## WHAT TO DO
Set down the records once more, please, exactly and with the pictures left out.

## DATA PROVIDED

::::

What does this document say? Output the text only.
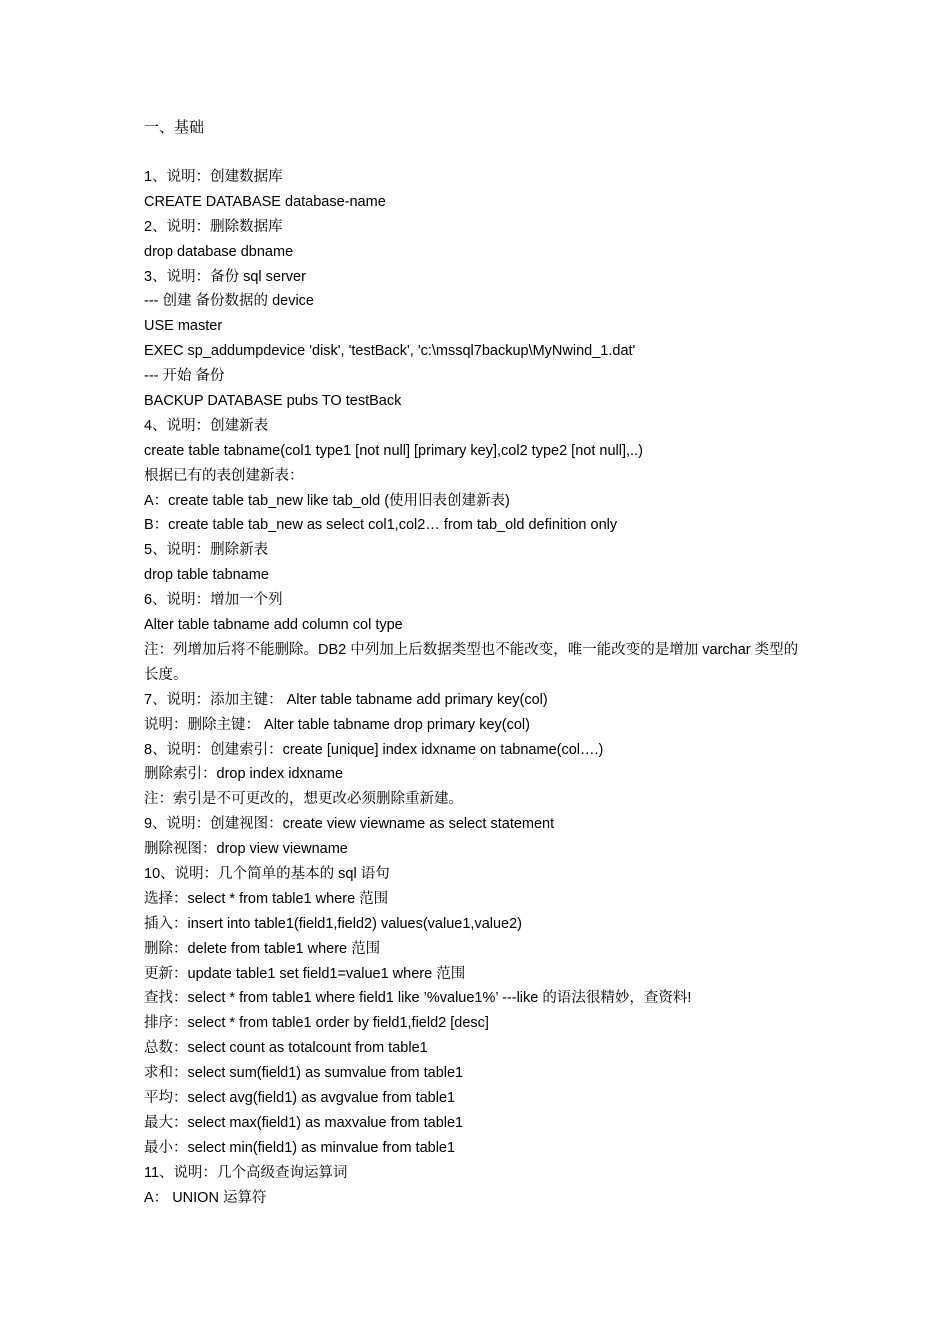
一、基础
1、说明：创建数据库
CREATE DATABASE database-name
2、说明：删除数据库
drop database dbname
3、说明：备份 sql server
--- 创建 备份数据的 device
USE master
EXEC sp_addumpdevice 'disk', 'testBack', 'c:\mssql7backup\MyNwind_1.dat'
--- 开始 备份
BACKUP DATABASE pubs TO testBack
4、说明：创建新表
create table tabname(col1 type1 [not null] [primary key],col2 type2 [not null],..)
根据已有的表创建新表：
A：create table tab_new like tab_old (使用旧表创建新表)
B：create table tab_new as select col1,col2… from tab_old definition only
5、说明：删除新表
drop table tabname
6、说明：增加一个列
Alter table tabname add column col type
注：列增加后将不能删除。DB2 中列加上后数据类型也不能改变，唯一能改变的是增加 varchar 类型的长度。
7、说明：添加主键： Alter table tabname add primary key(col)
说明：删除主键： Alter table tabname drop primary key(col)
8、说明：创建索引：create [unique] index idxname on tabname(col….)
删除索引：drop index idxname
注：索引是不可更改的，想更改必须删除重新建。
9、说明：创建视图：create view viewname as select statement
删除视图：drop view viewname
10、说明：几个简单的基本的 sql 语句
选择：select * from table1 where 范围
插入：insert into table1(field1,field2) values(value1,value2)
删除：delete from table1 where 范围
更新：update table1 set field1=value1 where 范围
查找：select * from table1 where field1 like ’%value1%’ ---like 的语法很精妙，查资料!
排序：select * from table1 order by field1,field2 [desc]
总数：select count as totalcount from table1
求和：select sum(field1) as sumvalue from table1
平均：select avg(field1) as avgvalue from table1
最大：select max(field1) as maxvalue from table1
最小：select min(field1) as minvalue from table1
11、说明：几个高级查询运算词
A： UNION 运算符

::::

## THE REPLY
What does this document say? Output the text only.
一、基础
1、说明：创建数据库
CREATE DATABASE database-name
2、说明：删除数据库
drop database dbname
3、说明：备份 sql server
--- 创建 备份数据的 device
USE master
EXEC sp_addumpdevice 'disk', 'testBack', 'c:\mssql7backup\MyNwind_1.dat'
--- 开始 备份
BACKUP DATABASE pubs TO testBack
4、说明：创建新表
create table tabname(col1 type1 [not null] [primary key],col2 type2 [not null],..)
根据已有的表创建新表：
A：create table tab_new like tab_old (使用旧表创建新表)
B：create table tab_new as select col1,col2… from tab_old definition only
5、说明：删除新表
drop table tabname
6、说明：增加一个列
Alter table tabname add column col type
注：列增加后将不能删除。DB2 中列加上后数据类型也不能改变，唯一能改变的是增加 varchar 类型的长度。
7、说明：添加主键： Alter table tabname add primary key(col)
说明：删除主键： Alter table tabname drop primary key(col)
8、说明：创建索引：create [unique] index idxname on tabname(col….)
删除索引：drop index idxname
注：索引是不可更改的，想更改必须删除重新建。
9、说明：创建视图：create view viewname as select statement
删除视图：drop view viewname
10、说明：几个简单的基本的 sql 语句
选择：select * from table1 where 范围
插入：insert into table1(field1,field2) values(value1,value2)
删除：delete from table1 where 范围
更新：update table1 set field1=value1 where 范围
查找：select * from table1 where field1 like ’%value1%’ ---like 的语法很精妙，查资料!
排序：select * from table1 order by field1,field2 [desc]
总数：select count as totalcount from table1
求和：select sum(field1) as sumvalue from table1
平均：select avg(field1) as avgvalue from table1
最大：select max(field1) as maxvalue from table1
最小：select min(field1) as minvalue from table1
11、说明：几个高级查询运算词
A： UNION 运算符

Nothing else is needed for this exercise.